### Recorded data
start

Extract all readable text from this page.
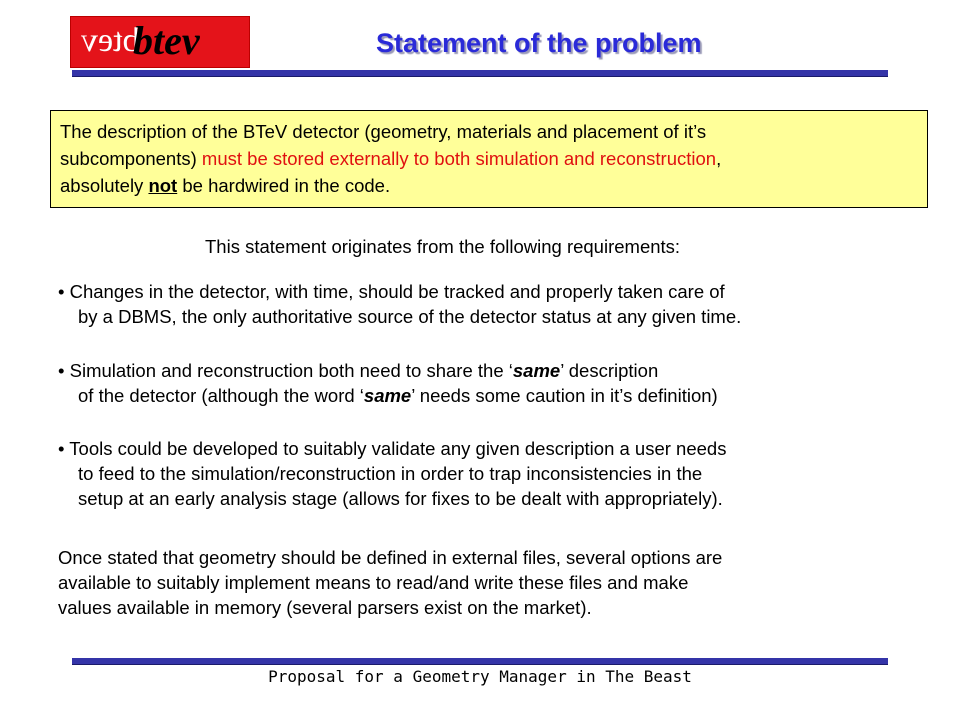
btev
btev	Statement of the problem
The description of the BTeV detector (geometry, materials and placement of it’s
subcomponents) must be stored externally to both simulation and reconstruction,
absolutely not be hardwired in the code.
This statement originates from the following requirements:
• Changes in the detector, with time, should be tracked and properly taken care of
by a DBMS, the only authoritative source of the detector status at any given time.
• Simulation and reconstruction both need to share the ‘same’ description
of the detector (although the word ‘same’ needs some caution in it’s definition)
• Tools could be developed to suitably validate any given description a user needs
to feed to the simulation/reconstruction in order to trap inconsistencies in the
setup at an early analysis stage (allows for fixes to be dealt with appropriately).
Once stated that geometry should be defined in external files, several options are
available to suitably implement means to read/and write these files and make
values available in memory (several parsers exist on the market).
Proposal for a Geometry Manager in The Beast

end
start

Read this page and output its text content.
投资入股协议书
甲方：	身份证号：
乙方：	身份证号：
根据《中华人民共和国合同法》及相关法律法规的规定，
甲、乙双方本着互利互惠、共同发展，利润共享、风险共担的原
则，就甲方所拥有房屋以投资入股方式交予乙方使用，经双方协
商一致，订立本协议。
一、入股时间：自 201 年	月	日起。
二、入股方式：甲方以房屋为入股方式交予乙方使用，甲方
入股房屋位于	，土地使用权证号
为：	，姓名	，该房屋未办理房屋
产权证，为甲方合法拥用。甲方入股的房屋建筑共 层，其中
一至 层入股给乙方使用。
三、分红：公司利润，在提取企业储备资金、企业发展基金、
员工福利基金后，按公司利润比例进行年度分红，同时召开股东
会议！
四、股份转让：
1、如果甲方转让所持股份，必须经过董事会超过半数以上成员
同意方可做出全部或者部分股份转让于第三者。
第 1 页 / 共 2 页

end

### Stated problem
Identify every line holding the word "page" and copy it out.

### Solved exercise
Extract all readable text from this page.
Read this page and output its text content.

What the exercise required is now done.